- **Short exercise A**:
Decide whether each statement agrees with the General Inquirer notebook, answering yes or no and quoting the deciding words. (i) The author uses the full General Inquirer software to disambiguate word senses. (ii) Words with a count below 10,000 are left out of the dictionary. (iii) The author treats the General Inquirer as having special authority.
- **Short exercise B**:
Answer these questions from the General Inquirer notebook.
(i) Which word does the author italicize?
(ii) Under what name is the FileCabinet module imported?
(iii) About how many common words end up in the dictionary?
- **Short exercise C**:
Carry on the General Inquirer notebook from its final line.

- **Text**:
"""
This notebook explains how I used the Harvard General Inquirer to streamline interpretation of a predictive model.
I'm italicizing the word "streamline" because I want to emphasize that I place very little weight on the Inquirer: as I say in the text, "The General Inquirer has no special authority, and I have tried not to make it a load-bearing element of this argument."
To interpret a model, I actually spend a lot of time looking at lists of features, as well as predictions about individual texts. But to explain my interpretation, I need some relatively simple summary. Given real-world limits on time and attention, going on about lists of individual words for five pages is rarely an option. So, although wordlists are crude and arbitrary devices, flattening out polysemy and historical change, I am willing to lean on them rhetorically, where I find that they do in practice echo observations I have made in other ways.
I should also acknowledge that I'm not using the General Inquirer as it was designed to be used. The full version of this tool is not just a set of wordlists, it's a software package that tries to get around polysemy by disambiguating different word senses. I haven't tried to use it in that way: I think it would complicate my explanation, in order to project an impression of accuracy and precision that I don't particularly want to project. Instead, I have stressed that word lists are crude tools, and I'm using them only as crude approximations.
That said, how do I do it?
To start with, we'll load an array of modules. Some standard, some utilities that I've written myself.
In [1]:
# some standard modules
import csv, os, sys
from collections import Counter
import numpy as np
from scipy.stats import pearsonr
# now a module that I wrote myself, located
# a few directories up, in the software
# library for this repository
sys.path.append('../../lib')
import FileCabinet as filecab
In [2]:
# start by loading the dictionary
dictionary = set()
with open('../../lexicons/MainDictionary.txt', encoding = 'utf-8') as f:
reader = csv.reader(f, delimiter = '\t')
for row in reader:
word = row[0]
count = int(row[2])
if count < 10000:
continue
# that ignores very rare words
# we end up with about 42,700 common ones
else:
dictionary.add(word)
"""
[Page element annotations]
"""
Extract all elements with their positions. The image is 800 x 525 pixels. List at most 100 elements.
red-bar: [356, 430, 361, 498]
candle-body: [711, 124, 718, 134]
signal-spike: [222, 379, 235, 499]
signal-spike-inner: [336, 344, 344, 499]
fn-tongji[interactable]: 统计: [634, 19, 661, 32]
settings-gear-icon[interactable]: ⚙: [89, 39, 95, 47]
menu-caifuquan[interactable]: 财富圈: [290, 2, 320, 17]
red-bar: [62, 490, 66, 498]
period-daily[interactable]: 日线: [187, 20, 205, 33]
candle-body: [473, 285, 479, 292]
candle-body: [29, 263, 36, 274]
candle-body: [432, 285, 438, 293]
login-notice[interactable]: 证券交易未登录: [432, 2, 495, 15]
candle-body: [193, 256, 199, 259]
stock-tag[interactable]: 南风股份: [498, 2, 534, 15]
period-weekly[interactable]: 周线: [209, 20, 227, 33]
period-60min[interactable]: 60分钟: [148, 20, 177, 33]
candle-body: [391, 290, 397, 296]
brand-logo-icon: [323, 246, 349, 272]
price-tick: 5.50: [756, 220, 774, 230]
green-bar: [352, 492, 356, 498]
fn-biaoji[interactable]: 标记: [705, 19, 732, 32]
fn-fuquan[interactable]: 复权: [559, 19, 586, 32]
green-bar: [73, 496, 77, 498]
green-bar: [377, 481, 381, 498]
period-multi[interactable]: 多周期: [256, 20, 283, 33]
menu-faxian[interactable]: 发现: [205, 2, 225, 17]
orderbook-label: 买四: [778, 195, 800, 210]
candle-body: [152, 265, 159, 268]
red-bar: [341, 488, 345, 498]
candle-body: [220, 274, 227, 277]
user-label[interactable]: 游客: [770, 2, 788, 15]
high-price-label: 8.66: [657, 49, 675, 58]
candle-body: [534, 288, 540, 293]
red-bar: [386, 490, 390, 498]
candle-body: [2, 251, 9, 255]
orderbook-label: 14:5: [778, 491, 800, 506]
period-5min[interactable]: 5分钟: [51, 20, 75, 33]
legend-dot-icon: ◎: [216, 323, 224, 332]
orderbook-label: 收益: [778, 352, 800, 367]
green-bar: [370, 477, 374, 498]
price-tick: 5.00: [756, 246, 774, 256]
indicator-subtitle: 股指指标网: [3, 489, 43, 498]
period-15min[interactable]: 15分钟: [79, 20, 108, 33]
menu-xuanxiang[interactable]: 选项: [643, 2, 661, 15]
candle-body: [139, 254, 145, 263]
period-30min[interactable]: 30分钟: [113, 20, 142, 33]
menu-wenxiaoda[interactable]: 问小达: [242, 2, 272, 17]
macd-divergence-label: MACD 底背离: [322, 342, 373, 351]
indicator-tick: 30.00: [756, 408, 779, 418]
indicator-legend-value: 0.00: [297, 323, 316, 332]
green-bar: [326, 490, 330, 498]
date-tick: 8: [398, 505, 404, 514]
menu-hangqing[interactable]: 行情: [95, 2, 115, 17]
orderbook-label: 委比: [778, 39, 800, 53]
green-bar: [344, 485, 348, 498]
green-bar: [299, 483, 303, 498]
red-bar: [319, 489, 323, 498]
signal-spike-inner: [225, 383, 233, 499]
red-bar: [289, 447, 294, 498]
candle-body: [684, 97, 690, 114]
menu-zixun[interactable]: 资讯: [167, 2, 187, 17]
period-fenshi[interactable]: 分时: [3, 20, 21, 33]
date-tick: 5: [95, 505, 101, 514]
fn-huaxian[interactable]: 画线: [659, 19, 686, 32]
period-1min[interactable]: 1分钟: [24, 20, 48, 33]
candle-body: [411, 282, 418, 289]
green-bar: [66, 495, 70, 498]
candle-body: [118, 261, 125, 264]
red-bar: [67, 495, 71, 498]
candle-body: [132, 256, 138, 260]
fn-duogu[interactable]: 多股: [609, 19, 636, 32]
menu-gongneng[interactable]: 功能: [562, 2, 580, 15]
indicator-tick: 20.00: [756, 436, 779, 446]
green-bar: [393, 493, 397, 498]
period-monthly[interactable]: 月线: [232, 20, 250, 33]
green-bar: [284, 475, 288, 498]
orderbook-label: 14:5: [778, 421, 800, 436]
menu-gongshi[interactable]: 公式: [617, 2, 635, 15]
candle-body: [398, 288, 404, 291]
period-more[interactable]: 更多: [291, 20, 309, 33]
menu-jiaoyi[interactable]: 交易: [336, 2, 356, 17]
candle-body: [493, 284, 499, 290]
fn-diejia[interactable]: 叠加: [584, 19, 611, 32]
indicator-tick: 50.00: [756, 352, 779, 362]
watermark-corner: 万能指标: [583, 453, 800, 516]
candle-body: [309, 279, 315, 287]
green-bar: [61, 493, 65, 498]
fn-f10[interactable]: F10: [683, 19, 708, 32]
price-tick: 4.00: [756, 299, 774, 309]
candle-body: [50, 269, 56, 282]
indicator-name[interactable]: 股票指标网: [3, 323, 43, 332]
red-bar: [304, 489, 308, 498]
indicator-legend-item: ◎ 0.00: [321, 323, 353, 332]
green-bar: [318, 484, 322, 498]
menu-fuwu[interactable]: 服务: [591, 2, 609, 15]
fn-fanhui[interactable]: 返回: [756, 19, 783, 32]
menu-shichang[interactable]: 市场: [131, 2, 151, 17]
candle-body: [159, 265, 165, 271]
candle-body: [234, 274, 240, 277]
"""
- **Written response A**:
(i) No: "I haven't tried to use it in that way"
(ii) Yes: "if count < 10000:" and "# that ignores very rare words"
(iii) No: "The General Inquirer has no special authority"

- **Written response B**:
(i) "streamline"
(ii) filecab
(iii) About 42,700

- **Written response C**:
The next stage is to translate the Inquirer. It begins as a table where word senses are row labels, and the Inquirer categories are columns (except for two columns at the beginning and two at the end). This is, by the way, the "basic spreadsheet" described at this site: http://www.wjh.harvard.edu/~inquirer/spreadsheet_guide.htm
I translate this into a dictionary where the keys are Inquirer categories, and the values are sets of words associated with each category.
But to do that, I have to do some filtering and expanding. Different senses of a word are broken out in the spreadsheet thus:
ABOUT#1
ABOUT#2
ABOUT#3
etc.
I need to separate the hashtag part. Also, because I don't want to allow rare senses of a word too much power, I ignore everything but the first sense of a word.
However, I also want to allow singular verb forms and plural nouns to count. So there's some code below that expands words by adding -s -ed, etc to the end. See the suffixes dictionary defined below for more details.
In [3]:
inquirer = dict()
suffixes = dict()
suffixes['verb'] = ['s', 'es', 'ed', 'd', 'ing']
suffixes['noun'] = ['s', 'es']
allinquirerwords = set()
with open('../../lexicons/inquirerbasic.csv', encoding = 'utf-8') as f:
reader = csv.DictReader(f)
fields = reader.fieldnames[2:-2]
for field in fields:
inquirer[field] = set()
for row in reader:
term = row['Entry']
if '#' in term:
parts = term.split('#')
word = parts[0].lower()
sense = int(parts[1].strip('_ '))
partialsense = True
else:
word = term.lower()
sense = 0
partialsense = False
if sense > 1:
continue
# we're ignoring uncommon senses
pos = row['Othtags']
if 'Noun' in pos:
pos = 'noun'
elif 'SUPV' in pos:
pos = 'verb'
forms = {word}
if pos == 'noun' or pos == 'verb':
for suffix in suffixes[pos]:
if word + suffix in dictionary:
forms.add(word + suffix)
if pos == 'verb' and word.rstrip('e') + suffix in dictionary:
forms.add(word.rstrip('e') + suffix)
for form in forms:
for field in fields:
if len(row[field]) > 1:
inquirer[field].add(form)
allinquirerwords.add(form)
print('Inquirer loaded')
print('Total of ' + str(len(allinquirerwords)) + " words.")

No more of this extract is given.